> _RECORD SET_:
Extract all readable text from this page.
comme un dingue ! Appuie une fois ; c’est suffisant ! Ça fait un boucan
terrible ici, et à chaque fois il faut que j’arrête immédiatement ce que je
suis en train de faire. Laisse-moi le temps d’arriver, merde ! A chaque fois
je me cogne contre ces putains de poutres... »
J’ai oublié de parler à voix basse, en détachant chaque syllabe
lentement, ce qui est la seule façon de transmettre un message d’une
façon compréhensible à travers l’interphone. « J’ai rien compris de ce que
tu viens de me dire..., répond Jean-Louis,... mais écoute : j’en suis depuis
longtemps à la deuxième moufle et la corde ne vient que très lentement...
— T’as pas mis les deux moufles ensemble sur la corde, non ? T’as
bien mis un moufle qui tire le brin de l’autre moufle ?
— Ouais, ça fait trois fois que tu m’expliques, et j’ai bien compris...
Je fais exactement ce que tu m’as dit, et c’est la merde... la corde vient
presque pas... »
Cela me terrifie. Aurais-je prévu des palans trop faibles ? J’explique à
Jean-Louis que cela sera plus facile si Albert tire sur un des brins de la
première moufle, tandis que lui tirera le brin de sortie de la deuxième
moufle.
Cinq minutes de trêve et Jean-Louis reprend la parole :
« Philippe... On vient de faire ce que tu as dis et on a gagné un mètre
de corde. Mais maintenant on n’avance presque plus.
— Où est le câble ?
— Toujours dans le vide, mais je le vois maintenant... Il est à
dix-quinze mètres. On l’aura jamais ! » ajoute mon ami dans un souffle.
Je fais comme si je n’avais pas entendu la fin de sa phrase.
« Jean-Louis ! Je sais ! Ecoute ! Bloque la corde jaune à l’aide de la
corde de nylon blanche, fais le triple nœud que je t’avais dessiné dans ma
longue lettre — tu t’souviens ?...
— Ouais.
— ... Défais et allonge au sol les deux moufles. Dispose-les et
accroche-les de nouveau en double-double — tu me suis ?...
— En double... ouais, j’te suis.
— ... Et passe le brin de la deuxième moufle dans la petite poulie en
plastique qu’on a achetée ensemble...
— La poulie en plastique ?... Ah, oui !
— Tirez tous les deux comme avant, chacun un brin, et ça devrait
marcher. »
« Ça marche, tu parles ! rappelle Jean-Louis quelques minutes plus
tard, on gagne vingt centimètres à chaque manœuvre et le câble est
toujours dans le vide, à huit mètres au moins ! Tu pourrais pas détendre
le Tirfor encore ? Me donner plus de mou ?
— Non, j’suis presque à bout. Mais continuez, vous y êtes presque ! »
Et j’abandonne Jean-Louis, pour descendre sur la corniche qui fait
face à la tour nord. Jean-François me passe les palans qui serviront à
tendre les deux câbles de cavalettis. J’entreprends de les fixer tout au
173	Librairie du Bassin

> _GIVEN REQUEST_:
List the lines of the records where "suis" occurs.

> _SOLUTION TO THE EXERCISE_:
suis en train de faire. Laisse-moi le temps d’arriver, merde ! A chaque fois
tu viens de me dire..., répond Jean-Louis,... mais écoute : j’en suis depuis
accroche-les de nouveau en double-double — tu me suis ?...
— En double... ouais, j’te suis.
— Non, j’suis presque à bout. Mais continuez, vous y êtes presque ! »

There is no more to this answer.